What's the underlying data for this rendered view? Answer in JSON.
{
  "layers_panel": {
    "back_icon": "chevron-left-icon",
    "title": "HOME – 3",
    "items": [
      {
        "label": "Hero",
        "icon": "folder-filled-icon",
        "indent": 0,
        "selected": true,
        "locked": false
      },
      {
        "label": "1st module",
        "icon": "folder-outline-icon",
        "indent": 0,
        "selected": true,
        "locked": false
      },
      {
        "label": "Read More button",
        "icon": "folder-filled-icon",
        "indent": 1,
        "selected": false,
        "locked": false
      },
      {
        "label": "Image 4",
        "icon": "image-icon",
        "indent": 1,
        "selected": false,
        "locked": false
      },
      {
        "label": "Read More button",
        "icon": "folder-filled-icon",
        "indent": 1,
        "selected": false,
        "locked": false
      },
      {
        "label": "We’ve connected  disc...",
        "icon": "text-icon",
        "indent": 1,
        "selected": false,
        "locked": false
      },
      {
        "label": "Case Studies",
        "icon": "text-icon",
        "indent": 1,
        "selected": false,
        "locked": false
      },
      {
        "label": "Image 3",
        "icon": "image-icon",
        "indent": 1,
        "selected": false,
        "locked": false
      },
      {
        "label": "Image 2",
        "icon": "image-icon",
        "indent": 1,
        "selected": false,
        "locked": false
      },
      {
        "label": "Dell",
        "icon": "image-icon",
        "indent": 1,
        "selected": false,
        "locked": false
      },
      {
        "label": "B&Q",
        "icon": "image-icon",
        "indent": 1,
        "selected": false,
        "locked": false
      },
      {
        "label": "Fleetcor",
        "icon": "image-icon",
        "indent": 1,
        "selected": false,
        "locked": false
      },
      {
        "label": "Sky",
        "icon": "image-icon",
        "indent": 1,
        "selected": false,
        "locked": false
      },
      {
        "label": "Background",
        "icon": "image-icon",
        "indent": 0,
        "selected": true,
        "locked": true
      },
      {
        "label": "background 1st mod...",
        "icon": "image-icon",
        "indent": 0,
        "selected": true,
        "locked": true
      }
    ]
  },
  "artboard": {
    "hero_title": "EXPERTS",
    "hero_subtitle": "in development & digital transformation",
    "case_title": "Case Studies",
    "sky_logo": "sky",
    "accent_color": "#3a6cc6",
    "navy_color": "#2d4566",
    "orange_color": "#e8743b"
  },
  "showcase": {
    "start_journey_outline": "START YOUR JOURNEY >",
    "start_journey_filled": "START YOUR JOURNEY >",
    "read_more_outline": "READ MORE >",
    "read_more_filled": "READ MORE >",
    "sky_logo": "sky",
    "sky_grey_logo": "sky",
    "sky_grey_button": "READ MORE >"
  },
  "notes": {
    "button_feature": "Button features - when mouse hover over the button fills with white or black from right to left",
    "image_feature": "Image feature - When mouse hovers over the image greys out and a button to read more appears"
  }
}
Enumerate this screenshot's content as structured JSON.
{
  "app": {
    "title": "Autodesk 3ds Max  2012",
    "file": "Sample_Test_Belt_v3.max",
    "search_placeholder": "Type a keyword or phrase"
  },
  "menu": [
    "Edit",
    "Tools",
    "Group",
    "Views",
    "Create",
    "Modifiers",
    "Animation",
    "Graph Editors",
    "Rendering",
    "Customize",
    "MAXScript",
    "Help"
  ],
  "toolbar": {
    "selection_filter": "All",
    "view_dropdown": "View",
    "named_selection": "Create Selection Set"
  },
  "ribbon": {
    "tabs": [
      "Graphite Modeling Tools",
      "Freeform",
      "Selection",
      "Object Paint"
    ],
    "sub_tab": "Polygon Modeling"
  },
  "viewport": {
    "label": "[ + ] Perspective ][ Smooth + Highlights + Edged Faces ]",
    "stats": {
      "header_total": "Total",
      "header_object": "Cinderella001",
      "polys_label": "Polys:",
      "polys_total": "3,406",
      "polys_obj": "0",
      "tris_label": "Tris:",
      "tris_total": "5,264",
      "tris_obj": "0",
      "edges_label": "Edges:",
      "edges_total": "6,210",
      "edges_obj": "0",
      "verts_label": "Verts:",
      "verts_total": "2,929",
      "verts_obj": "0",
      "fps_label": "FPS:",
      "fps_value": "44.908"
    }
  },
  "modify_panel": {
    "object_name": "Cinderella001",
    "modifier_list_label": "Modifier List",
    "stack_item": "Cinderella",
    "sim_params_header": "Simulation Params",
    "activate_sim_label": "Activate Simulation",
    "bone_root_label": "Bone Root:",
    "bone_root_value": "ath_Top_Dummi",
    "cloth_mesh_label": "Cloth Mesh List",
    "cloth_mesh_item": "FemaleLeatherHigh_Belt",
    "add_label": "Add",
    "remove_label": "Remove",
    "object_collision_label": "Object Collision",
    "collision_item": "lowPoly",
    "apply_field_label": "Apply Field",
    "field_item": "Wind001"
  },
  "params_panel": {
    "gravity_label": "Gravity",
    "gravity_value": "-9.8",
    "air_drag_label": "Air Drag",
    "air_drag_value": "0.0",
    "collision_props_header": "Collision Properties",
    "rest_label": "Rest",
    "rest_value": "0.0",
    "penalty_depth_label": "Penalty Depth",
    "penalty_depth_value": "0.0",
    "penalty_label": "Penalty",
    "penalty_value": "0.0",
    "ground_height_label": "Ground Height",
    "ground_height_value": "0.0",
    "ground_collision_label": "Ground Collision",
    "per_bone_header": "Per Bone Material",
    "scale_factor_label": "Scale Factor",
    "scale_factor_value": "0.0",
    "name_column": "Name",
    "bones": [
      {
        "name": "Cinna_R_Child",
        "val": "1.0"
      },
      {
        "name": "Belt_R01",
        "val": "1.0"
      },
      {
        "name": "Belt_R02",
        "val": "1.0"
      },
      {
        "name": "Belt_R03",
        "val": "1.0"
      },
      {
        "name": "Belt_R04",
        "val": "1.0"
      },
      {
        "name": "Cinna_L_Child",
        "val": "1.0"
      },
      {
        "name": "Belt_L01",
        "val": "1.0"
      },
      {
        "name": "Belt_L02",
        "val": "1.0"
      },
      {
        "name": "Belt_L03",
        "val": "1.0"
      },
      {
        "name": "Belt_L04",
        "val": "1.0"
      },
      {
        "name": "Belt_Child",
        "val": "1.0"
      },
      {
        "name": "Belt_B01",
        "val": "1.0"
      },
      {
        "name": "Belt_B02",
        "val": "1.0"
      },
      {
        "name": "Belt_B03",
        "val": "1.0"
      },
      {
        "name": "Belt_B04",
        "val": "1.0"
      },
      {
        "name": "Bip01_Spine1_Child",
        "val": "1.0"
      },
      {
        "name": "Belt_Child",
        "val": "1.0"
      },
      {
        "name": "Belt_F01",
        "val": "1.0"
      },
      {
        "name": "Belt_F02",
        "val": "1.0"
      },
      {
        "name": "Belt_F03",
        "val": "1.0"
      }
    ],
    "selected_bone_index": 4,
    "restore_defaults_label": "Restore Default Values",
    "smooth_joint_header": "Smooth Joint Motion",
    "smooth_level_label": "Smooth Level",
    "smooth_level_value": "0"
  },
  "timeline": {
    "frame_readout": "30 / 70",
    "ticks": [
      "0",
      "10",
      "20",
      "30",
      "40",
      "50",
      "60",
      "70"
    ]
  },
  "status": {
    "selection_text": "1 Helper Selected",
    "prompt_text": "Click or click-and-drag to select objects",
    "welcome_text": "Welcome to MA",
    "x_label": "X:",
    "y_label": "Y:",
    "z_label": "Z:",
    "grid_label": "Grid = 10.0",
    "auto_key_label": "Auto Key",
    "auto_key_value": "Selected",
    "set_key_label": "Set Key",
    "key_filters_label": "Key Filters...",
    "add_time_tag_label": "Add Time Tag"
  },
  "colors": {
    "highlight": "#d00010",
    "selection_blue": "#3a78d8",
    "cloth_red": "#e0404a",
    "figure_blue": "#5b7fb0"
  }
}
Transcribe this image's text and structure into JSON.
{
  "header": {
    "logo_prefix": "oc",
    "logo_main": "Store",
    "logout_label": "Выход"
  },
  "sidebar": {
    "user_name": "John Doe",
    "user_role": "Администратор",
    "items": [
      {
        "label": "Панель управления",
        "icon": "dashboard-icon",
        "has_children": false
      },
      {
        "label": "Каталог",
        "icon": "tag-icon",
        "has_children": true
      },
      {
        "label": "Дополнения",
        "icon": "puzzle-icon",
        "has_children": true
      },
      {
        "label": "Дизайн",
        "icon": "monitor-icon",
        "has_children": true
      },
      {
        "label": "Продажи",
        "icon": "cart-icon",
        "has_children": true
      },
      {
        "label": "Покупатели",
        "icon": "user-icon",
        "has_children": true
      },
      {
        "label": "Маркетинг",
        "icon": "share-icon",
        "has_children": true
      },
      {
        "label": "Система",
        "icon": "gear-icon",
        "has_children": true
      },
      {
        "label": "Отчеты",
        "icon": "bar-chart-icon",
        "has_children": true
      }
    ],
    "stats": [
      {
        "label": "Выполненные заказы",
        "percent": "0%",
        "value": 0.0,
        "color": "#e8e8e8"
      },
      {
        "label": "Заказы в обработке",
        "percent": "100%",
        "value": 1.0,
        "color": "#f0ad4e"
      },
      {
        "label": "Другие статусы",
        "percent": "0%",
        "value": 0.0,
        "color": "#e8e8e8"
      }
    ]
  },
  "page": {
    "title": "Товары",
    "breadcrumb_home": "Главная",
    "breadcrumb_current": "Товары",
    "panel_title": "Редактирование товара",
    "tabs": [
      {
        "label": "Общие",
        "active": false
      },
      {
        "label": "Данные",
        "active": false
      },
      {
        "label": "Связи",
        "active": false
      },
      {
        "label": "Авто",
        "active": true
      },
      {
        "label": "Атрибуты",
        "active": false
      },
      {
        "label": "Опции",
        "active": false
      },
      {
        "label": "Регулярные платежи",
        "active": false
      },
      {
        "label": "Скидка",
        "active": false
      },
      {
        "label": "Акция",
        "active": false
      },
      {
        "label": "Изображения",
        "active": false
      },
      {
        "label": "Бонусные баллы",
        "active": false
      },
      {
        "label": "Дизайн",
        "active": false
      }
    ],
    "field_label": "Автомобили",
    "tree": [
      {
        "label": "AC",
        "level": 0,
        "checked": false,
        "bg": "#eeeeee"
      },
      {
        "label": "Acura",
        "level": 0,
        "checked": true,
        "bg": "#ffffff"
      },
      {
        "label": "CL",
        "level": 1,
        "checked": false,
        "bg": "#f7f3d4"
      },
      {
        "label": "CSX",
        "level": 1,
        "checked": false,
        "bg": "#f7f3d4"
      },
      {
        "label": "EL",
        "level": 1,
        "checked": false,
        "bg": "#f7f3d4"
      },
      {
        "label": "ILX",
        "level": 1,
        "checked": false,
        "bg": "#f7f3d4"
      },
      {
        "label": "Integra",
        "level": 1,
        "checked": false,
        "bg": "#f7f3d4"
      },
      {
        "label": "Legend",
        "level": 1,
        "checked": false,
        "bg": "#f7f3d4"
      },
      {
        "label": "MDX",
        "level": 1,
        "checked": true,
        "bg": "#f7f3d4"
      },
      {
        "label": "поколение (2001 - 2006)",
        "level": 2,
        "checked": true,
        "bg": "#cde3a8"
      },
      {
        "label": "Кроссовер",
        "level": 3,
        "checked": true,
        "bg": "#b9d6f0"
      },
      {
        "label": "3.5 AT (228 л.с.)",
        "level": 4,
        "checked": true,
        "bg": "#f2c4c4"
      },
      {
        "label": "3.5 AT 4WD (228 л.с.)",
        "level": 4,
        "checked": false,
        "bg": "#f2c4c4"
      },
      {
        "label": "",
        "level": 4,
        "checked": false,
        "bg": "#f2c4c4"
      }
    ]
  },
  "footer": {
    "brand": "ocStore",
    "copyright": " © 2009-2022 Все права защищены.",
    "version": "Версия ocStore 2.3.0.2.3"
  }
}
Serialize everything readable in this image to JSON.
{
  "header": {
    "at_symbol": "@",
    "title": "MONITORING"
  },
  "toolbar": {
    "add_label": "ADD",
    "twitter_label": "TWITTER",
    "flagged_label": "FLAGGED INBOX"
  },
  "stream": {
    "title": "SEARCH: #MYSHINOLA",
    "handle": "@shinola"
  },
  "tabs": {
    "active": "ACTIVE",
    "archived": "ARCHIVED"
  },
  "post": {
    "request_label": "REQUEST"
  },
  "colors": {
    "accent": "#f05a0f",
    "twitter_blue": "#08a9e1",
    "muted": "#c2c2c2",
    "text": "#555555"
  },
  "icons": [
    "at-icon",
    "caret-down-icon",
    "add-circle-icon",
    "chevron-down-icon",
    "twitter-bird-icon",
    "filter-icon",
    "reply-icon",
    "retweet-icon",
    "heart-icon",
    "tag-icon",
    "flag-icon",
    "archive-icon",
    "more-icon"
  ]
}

* * * * *

(SET EXERCISE)
Search the lines above for the string "mouse" and copy each line that has it.

(SOLVED PROBLEM)
    "button_feature": "Button features - when mouse hover over the button fills with white or black from right to left",
    "image_feature": "Image feature - When mouse hovers over the image greys out and a button to read more appears"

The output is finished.